AIM OF THE TASK: Continue the profile of the biosolids engineer, starting right after its last sentence.

Graduating from college just as the environmental movement began, he put his civil engineering degrees to work with CDM Smith (then known as Camp Dresser McKee). Forty years later, he can look back on numerous biosolids management projects across the country that he helped conceive and design.

Along the way, he had an inside track to explore emerging technologies, traveling widely to tour treatment plants where new processes were deployed. He counts operators of those and other plants as some of his best teachers. “I have a wealth of experience, and a lot of it is what I have learned from operators over the years,” he says. “Every time I walk onto a treatment plant site, I want the operators to tell me everything they can about their situation. By listening, I can get a strong sense of what the real issues are.”

Operators return the respect: Last year, Donovan received the New England Water Environment Association’s first-ever Biosolids Management Award. It recognized his work on trend-setting projects for the Massachusetts Water Resources Authority (MWRA), the Lewiston-Auburn (Maine) Water Pollution Control Authority and others.

(Stored dataset entries)

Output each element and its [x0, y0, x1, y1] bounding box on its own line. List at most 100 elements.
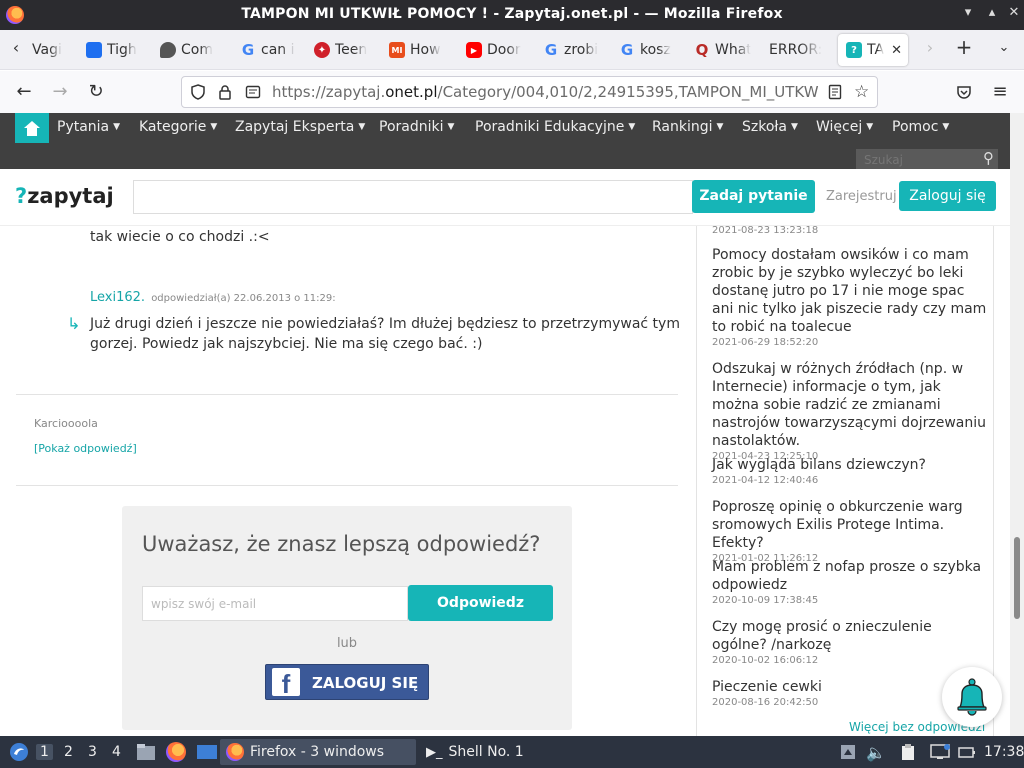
- home-icon[interactable]: [15, 113, 49, 143]
- sidebar-item-question[interactable]: Odszukaj w różnych źródłach (np. w Inter…: [712, 360, 988, 450]
- close-tab-icon[interactable]: ✕: [891, 43, 902, 58]
- sidebar-item-question[interactable]: Pomocy dostałam owsików i co mam zrobic …: [712, 246, 988, 336]
- youtube-favicon-icon: ▶: [466, 42, 482, 58]
- site-menu-bar: Pytania ▼ Kategorie ▼ Zapytaj Eksperta ▼ Po…: [0, 113, 1010, 170]
- prev-answer-text: tak wiecie o co chodzi .:<: [90, 229, 270, 245]
- sidebar-item-question[interactable]: Poproszę opinię o obkurczenie warg sromo…: [712, 498, 988, 552]
- clipboard-icon[interactable]: [894, 739, 922, 765]
- submit-answer-button[interactable]: Odpowiedz: [408, 585, 553, 621]
- site-search-input[interactable]: [856, 150, 966, 170]
- sidebar-date: 2021-08-23 13:23:18: [712, 226, 988, 236]
- taskbar-firefox-windows[interactable]: Firefox - 3 windows: [220, 739, 416, 765]
- url-domain: onet.pl: [385, 83, 438, 101]
- tab[interactable]: G kosz: [611, 34, 685, 66]
- file-manager-icon[interactable]: [130, 739, 162, 765]
- power-icon[interactable]: [952, 739, 982, 765]
- notification-bell-icon[interactable]: [942, 667, 1002, 727]
- caret-down-icon: ▼: [113, 122, 121, 132]
- pocket-icon[interactable]: [952, 80, 976, 104]
- question-author[interactable]: Karcioooola: [34, 417, 98, 430]
- menu-item-poradniki[interactable]: Poradniki ▼: [379, 119, 454, 135]
- url-bar[interactable]: https://zapytaj.onet.pl/Category/004,010…: [181, 76, 878, 108]
- page-scrollbar[interactable]: [1010, 113, 1024, 736]
- tab[interactable]: G zrobi: [535, 34, 609, 66]
- sidebar-item-question[interactable]: Mam problem z nofap prosze o szybka odpo…: [712, 558, 988, 594]
- workspace-4[interactable]: 4: [112, 744, 121, 760]
- start-menu-icon[interactable]: [2, 739, 36, 765]
- tab[interactable]: Com: [152, 34, 226, 66]
- sidebar-item-question[interactable]: Czy mogę prosić o znieczulenie ogólne? /…: [712, 618, 988, 654]
- tab[interactable]: G can i: [232, 34, 306, 66]
- sidebar-item[interactable]: Mam problem z nofap prosze o szybka odpo…: [712, 558, 988, 606]
- workspace-3[interactable]: 3: [88, 744, 97, 760]
- show-answer-link[interactable]: [Pokaż odpowiedź]: [34, 442, 137, 455]
- tab[interactable]: ERROR:: [761, 34, 835, 66]
- tab-active[interactable]: ? TA ✕: [838, 34, 908, 66]
- tab[interactable]: MI How: [381, 34, 455, 66]
- tab-scroll-right-icon[interactable]: ›: [918, 38, 942, 57]
- desktop-icon[interactable]: [190, 739, 224, 765]
- tab-strip: ‹ Vagi Tigh Com G can i ✦ Teen MI How ▶ …: [0, 30, 1024, 70]
- volume-icon[interactable]: 🔈: [860, 739, 892, 765]
- better-answer-box: Uważasz, że znasz lepszą odpowiedź? wpis…: [122, 506, 572, 730]
- sidebar-item[interactable]: Odszukaj w różnych źródłach (np. w Inter…: [712, 360, 988, 462]
- tab[interactable]: Tigh: [78, 34, 152, 66]
- menu-item-poradniki-edukacyjne[interactable]: Poradniki Edukacyjne ▼: [475, 119, 635, 135]
- minimize-icon[interactable]: ▾: [958, 5, 978, 20]
- url-prefix: https://zapytaj.: [272, 83, 386, 101]
- close-window-icon[interactable]: ✕: [1004, 5, 1024, 20]
- answer-author-link[interactable]: Lexi162.: [90, 290, 145, 305]
- login-button[interactable]: Zaloguj się: [899, 181, 996, 211]
- menu-item-label: Pomoc: [892, 119, 939, 135]
- sidebar-item[interactable]: Pomocy dostałam owsików i co mam zrobic …: [712, 246, 988, 348]
- reader-view-icon[interactable]: [828, 84, 842, 104]
- ask-question-input[interactable]: [133, 180, 693, 214]
- tab-label: What: [715, 42, 751, 58]
- new-tab-icon[interactable]: +: [952, 35, 976, 59]
- menu-item-szkola[interactable]: Szkoła ▼: [742, 119, 798, 135]
- facebook-login-button[interactable]: f ZALOGUJ SIĘ: [265, 664, 429, 700]
- workspace-2[interactable]: 2: [64, 744, 73, 760]
- taskbar-shell[interactable]: ▶_ Shell No. 1: [420, 739, 530, 765]
- chat-favicon-icon: [160, 42, 176, 58]
- register-link[interactable]: Zarejestruj: [826, 189, 897, 204]
- tab-label: Com: [181, 42, 213, 58]
- tab-label: ERROR:: [769, 42, 823, 58]
- tab[interactable]: ▶ Door: [458, 34, 532, 66]
- ask-question-button[interactable]: Zadaj pytanie: [692, 180, 815, 213]
- sidebar-item[interactable]: Poproszę opinię o obkurczenie warg sromo…: [712, 498, 988, 564]
- lock-icon[interactable]: [218, 84, 232, 104]
- facebook-login-label: ZALOGUJ SIĘ: [312, 674, 419, 692]
- hamburger-menu-icon[interactable]: ≡: [988, 80, 1012, 104]
- menu-item-pomoc[interactable]: Pomoc ▼: [892, 119, 949, 135]
- sidebar-item[interactable]: Czy mogę prosić o znieczulenie ogólne? /…: [712, 618, 988, 666]
- reload-icon[interactable]: ↻: [84, 80, 108, 104]
- back-icon[interactable]: ←: [12, 80, 36, 104]
- list-all-tabs-icon[interactable]: ⌄: [992, 40, 1016, 55]
- menu-item-pytania[interactable]: Pytania ▼: [57, 119, 120, 135]
- sidebar-item[interactable]: Jak wygląda bilans dziewczyn? 2021-04-12…: [712, 456, 988, 486]
- scrollbar-thumb[interactable]: [1014, 537, 1020, 619]
- search-icon[interactable]: ⚲: [983, 149, 994, 167]
- menu-item-rankingi[interactable]: Rankingi ▼: [652, 119, 723, 135]
- page-info-icon[interactable]: [245, 84, 261, 104]
- bookmark-star-icon[interactable]: ☆: [854, 82, 869, 102]
- tray-updates-icon[interactable]: [834, 739, 862, 765]
- url-text[interactable]: https://zapytaj.onet.pl/Category/004,010…: [272, 83, 820, 101]
- tab[interactable]: ✦ Teen: [306, 34, 380, 66]
- google-favicon-icon: G: [620, 41, 634, 59]
- sidebar-item-question[interactable]: Jak wygląda bilans dziewczyn?: [712, 456, 988, 474]
- shield-icon[interactable]: [190, 84, 206, 104]
- forward-icon[interactable]: →: [48, 80, 72, 104]
- workspace-1[interactable]: 1: [36, 744, 53, 760]
- firefox-launcher-icon[interactable]: [160, 739, 192, 765]
- email-field[interactable]: wpisz swój e-mail: [142, 586, 408, 621]
- zapytaj-logo[interactable]: ?zapytaj: [15, 184, 114, 208]
- menu-item-wiecej[interactable]: Więcej ▼: [816, 119, 873, 135]
- tab[interactable]: Q What: [686, 34, 760, 66]
- menu-item-zapytaj-eksperta[interactable]: Zapytaj Eksperta ▼: [235, 119, 365, 135]
- divider: [16, 485, 678, 486]
- sidebar-item-date: 2020-10-09 17:38:45: [712, 595, 819, 606]
- menu-item-kategorie[interactable]: Kategorie ▼: [139, 119, 217, 135]
- maximize-icon[interactable]: ▴: [982, 5, 1002, 20]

FINAL RESULT:
Starting young

Going to high school in the Boston area, Donovan took an interest in math and life sciences, and teachers and guidance counselors steered him toward engineering. He earned a bachelor’s degree in civil engineering from Northeastern University in Boston, along the way gaining work experience through the school’s extensive cooperative programs.

“I had varied experiences working for a municipal government, an environmental consulting firm and a land surveyor, where I learned that working outside in winter perhaps was not what I wanted to do,” Donovan recalls.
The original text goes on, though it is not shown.